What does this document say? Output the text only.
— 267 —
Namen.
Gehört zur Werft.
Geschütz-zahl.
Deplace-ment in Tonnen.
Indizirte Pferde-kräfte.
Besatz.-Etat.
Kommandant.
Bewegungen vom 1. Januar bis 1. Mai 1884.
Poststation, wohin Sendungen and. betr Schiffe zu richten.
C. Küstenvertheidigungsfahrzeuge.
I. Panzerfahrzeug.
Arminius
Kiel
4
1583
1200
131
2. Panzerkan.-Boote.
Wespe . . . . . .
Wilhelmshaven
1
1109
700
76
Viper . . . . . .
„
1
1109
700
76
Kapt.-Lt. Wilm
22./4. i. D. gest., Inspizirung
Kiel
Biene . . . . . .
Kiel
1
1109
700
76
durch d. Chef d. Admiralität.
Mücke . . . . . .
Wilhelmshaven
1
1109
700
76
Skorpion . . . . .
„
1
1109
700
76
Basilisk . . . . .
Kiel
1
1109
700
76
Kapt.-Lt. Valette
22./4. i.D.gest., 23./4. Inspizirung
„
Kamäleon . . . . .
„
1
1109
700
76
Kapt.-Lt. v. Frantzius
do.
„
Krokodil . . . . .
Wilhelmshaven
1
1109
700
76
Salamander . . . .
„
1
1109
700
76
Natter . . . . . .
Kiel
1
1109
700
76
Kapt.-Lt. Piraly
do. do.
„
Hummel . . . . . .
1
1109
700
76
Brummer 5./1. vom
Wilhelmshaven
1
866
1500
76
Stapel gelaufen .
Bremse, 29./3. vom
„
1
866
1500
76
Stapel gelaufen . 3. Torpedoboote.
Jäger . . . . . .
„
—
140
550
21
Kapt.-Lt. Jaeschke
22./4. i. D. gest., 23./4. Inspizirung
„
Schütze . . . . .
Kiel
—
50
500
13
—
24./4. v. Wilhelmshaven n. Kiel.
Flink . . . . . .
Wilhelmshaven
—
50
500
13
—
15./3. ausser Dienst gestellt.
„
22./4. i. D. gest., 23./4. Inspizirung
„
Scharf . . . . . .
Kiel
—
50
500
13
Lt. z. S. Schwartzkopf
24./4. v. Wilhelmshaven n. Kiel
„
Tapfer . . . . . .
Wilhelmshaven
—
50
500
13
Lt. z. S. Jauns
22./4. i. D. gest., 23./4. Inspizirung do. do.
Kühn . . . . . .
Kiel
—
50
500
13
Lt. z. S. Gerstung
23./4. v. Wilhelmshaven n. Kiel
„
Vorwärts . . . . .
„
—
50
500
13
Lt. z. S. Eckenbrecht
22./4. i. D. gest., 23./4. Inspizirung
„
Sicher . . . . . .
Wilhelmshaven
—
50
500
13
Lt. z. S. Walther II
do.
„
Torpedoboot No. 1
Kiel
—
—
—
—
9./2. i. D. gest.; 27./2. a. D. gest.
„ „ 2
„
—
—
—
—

::::

• Given instruction
Repeat the records above in full, character for character.

• Solved exercise
What does this document say? Output the text only.
— 267 —
Namen.
Gehört zur Werft.
Geschütz-zahl.
Deplace-ment in Tonnen.
Indizirte Pferde-kräfte.
Besatz.-Etat.
Kommandant.
Bewegungen vom 1. Januar bis 1. Mai 1884.
Poststation, wohin Sendungen and. betr Schiffe zu richten.
C. Küstenvertheidigungsfahrzeuge.
I. Panzerfahrzeug.
Arminius
Kiel
4
1583
1200
131
2. Panzerkan.-Boote.
Wespe . . . . . .
Wilhelmshaven
1
1109
700
76
Viper . . . . . .
„
1
1109
700
76
Kapt.-Lt. Wilm
22./4. i. D. gest., Inspizirung
Kiel
Biene . . . . . .
Kiel
1
1109
700
76
durch d. Chef d. Admiralität.
Mücke . . . . . .
Wilhelmshaven
1
1109
700
76
Skorpion . . . . .
„
1
1109
700
76
Basilisk . . . . .
Kiel
1
1109
700
76
Kapt.-Lt. Valette
22./4. i.D.gest., 23./4. Inspizirung
„
Kamäleon . . . . .
„
1
1109
700
76
Kapt.-Lt. v. Frantzius
do.
„
Krokodil . . . . .
Wilhelmshaven
1
1109
700
76
Salamander . . . .
„
1
1109
700
76
Natter . . . . . .
Kiel
1
1109
700
76
Kapt.-Lt. Piraly
do. do.
„
Hummel . . . . . .
1
1109
700
76
Brummer 5./1. vom
Wilhelmshaven
1
866
1500
76
Stapel gelaufen .
Bremse, 29./3. vom
„
1
866
1500
76
Stapel gelaufen . 3. Torpedoboote.
Jäger . . . . . .
„
—
140
550
21
Kapt.-Lt. Jaeschke
22./4. i. D. gest., 23./4. Inspizirung
„
Schütze . . . . .
Kiel
—
50
500
13
—
24./4. v. Wilhelmshaven n. Kiel.
Flink . . . . . .
Wilhelmshaven
—
50
500
13
—
15./3. ausser Dienst gestellt.
„
22./4. i. D. gest., 23./4. Inspizirung
„
Scharf . . . . . .
Kiel
—
50
500
13
Lt. z. S. Schwartzkopf
24./4. v. Wilhelmshaven n. Kiel
„
Tapfer . . . . . .
Wilhelmshaven
—
50
500
13
Lt. z. S. Jauns
22./4. i. D. gest., 23./4. Inspizirung do. do.
Kühn . . . . . .
Kiel
—
50
500
13
Lt. z. S. Gerstung
23./4. v. Wilhelmshaven n. Kiel
„
Vorwärts . . . . .
„
—
50
500
13
Lt. z. S. Eckenbrecht
22./4. i. D. gest., 23./4. Inspizirung
„
Sicher . . . . . .
Wilhelmshaven
—
50
500
13
Lt. z. S. Walther II
do.
„
Torpedoboot No. 1
Kiel
—
—
—
—
9./2. i. D. gest.; 27./2. a. D. gest.
„ „ 2
„
—
—
—
—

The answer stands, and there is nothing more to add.